REQUIRED WORK: Among the lines of the data, copy those that hold "Nairobi".
── EXTRACTED ENTRIES ──
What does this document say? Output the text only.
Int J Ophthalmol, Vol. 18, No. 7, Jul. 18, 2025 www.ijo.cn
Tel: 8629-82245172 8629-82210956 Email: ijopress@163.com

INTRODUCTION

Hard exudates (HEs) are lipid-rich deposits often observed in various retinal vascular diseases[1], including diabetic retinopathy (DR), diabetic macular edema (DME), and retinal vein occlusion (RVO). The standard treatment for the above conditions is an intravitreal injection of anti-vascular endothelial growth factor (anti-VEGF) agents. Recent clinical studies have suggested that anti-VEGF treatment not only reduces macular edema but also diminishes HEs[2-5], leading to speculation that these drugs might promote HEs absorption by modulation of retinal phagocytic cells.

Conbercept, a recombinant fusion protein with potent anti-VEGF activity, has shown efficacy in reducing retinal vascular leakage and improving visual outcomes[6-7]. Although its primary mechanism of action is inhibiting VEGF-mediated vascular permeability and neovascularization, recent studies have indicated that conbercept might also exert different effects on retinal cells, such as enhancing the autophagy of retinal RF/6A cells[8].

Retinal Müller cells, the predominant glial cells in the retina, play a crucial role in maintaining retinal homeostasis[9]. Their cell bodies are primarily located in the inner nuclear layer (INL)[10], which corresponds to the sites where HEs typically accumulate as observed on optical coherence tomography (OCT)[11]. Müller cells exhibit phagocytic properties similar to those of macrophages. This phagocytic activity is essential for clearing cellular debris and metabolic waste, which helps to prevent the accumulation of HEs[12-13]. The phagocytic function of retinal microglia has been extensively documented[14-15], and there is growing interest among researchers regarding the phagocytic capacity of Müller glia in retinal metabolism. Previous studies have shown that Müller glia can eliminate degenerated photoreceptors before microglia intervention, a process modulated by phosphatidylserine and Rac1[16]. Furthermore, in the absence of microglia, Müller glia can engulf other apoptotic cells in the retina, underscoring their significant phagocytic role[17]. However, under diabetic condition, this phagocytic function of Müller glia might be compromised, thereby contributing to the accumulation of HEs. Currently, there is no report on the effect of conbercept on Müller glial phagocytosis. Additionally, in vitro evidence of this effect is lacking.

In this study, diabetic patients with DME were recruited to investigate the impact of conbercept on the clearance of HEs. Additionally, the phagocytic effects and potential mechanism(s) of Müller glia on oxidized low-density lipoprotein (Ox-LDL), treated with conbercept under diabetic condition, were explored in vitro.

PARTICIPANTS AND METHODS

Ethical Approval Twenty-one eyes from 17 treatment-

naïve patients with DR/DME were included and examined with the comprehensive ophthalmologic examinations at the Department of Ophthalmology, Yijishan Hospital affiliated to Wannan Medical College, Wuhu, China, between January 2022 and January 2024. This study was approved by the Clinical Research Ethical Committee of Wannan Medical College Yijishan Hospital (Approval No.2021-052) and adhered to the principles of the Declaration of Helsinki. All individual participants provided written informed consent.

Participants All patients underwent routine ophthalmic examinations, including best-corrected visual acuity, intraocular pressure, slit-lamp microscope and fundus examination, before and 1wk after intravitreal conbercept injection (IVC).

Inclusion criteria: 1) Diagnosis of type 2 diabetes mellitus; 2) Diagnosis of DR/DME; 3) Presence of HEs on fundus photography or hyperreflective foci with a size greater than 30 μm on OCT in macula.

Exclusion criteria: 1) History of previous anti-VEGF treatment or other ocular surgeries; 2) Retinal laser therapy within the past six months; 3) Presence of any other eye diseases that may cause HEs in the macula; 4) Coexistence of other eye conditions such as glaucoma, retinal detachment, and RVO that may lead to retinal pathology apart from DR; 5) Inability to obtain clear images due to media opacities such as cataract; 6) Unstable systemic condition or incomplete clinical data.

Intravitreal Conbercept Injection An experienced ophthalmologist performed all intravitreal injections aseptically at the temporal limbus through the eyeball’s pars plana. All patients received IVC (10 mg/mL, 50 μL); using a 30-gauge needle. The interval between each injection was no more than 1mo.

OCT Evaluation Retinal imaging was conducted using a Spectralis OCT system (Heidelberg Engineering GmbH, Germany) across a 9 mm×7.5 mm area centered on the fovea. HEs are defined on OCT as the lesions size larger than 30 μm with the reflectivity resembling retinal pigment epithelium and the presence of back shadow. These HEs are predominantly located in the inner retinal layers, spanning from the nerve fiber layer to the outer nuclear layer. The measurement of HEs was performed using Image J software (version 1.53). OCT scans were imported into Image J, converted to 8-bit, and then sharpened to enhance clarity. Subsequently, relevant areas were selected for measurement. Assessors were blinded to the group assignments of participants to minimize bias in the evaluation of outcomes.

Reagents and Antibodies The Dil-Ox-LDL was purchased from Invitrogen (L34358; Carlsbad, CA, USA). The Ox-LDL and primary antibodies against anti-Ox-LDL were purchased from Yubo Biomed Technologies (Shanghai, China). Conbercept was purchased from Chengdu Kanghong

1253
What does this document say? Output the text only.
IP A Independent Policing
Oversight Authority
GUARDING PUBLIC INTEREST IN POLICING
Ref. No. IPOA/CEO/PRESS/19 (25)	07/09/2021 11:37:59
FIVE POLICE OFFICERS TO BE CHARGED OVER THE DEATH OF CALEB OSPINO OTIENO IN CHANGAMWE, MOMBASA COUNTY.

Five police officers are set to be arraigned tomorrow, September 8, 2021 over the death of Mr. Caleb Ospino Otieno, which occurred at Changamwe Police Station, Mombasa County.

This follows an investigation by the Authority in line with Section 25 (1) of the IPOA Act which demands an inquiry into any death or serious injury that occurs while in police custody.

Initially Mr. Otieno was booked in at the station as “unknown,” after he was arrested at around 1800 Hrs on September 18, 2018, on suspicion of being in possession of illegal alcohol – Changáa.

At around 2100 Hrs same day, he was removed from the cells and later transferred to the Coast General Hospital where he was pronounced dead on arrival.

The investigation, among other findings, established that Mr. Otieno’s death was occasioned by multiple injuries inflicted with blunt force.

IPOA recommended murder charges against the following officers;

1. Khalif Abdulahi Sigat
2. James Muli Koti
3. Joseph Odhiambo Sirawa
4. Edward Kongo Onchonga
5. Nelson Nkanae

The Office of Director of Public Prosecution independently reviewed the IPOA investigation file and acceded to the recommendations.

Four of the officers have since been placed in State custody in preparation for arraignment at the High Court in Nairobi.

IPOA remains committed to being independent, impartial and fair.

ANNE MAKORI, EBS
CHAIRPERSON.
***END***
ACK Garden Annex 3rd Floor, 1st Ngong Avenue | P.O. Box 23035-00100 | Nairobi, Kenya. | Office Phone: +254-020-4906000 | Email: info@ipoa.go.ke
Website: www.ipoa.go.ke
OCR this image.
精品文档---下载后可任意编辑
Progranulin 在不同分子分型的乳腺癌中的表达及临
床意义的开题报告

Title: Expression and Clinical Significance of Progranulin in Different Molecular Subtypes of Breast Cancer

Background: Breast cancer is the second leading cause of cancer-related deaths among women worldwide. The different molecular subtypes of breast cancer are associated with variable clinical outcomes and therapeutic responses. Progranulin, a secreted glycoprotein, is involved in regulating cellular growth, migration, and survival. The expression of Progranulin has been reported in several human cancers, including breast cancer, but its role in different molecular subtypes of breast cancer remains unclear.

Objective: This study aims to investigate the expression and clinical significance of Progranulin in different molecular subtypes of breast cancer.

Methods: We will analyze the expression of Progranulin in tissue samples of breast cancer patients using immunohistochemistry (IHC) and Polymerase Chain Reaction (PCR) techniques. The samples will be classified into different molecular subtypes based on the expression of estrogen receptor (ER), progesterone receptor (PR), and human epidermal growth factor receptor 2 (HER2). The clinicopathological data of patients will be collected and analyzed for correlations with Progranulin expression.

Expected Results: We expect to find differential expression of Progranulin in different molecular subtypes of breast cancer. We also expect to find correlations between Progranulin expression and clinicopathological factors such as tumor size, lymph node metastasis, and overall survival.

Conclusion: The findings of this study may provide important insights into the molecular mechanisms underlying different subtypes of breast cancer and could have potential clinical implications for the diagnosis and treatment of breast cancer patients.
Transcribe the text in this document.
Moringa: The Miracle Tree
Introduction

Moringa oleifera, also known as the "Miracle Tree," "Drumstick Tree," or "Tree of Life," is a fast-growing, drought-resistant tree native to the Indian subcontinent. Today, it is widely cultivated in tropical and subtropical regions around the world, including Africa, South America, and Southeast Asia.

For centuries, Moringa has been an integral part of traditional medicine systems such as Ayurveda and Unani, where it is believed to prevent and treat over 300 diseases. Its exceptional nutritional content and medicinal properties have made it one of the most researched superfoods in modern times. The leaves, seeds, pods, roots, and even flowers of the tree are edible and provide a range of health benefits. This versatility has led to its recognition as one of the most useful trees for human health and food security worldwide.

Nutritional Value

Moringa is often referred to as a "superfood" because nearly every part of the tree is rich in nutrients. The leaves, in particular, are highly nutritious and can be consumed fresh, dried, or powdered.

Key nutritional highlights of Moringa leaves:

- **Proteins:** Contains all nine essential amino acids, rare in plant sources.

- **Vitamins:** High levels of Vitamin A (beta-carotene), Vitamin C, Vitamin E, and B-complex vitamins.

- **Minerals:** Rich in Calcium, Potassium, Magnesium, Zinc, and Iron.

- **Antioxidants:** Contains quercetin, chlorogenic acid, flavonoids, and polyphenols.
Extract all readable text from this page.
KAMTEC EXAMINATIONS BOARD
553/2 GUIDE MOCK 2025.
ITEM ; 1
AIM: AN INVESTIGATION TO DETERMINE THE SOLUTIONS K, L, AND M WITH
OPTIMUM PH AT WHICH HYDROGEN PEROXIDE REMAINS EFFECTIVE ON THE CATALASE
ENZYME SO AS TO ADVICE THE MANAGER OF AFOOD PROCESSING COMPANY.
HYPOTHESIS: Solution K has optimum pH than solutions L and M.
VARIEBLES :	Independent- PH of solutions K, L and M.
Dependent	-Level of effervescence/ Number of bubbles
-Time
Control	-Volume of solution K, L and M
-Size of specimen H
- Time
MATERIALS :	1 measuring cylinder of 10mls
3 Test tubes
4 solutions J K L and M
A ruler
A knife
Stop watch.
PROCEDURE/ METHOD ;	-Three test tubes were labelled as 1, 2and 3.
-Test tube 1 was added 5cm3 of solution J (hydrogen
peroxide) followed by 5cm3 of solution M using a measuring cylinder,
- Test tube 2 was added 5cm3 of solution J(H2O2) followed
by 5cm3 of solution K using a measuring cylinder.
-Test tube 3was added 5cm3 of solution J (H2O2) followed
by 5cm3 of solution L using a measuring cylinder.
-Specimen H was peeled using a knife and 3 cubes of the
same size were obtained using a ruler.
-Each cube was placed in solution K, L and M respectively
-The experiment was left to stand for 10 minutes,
───
WORKED SOLUTION:
Four of the officers have since been placed in State custody in preparation for arraignment at the High Court in Nairobi.
ACK Garden Annex 3rd Floor, 1st Ngong Avenue | P.O. Box 23035-00100 | Nairobi, Kenya. | Office Phone: +254-020-4906000 | Email: info@ipoa.go.ke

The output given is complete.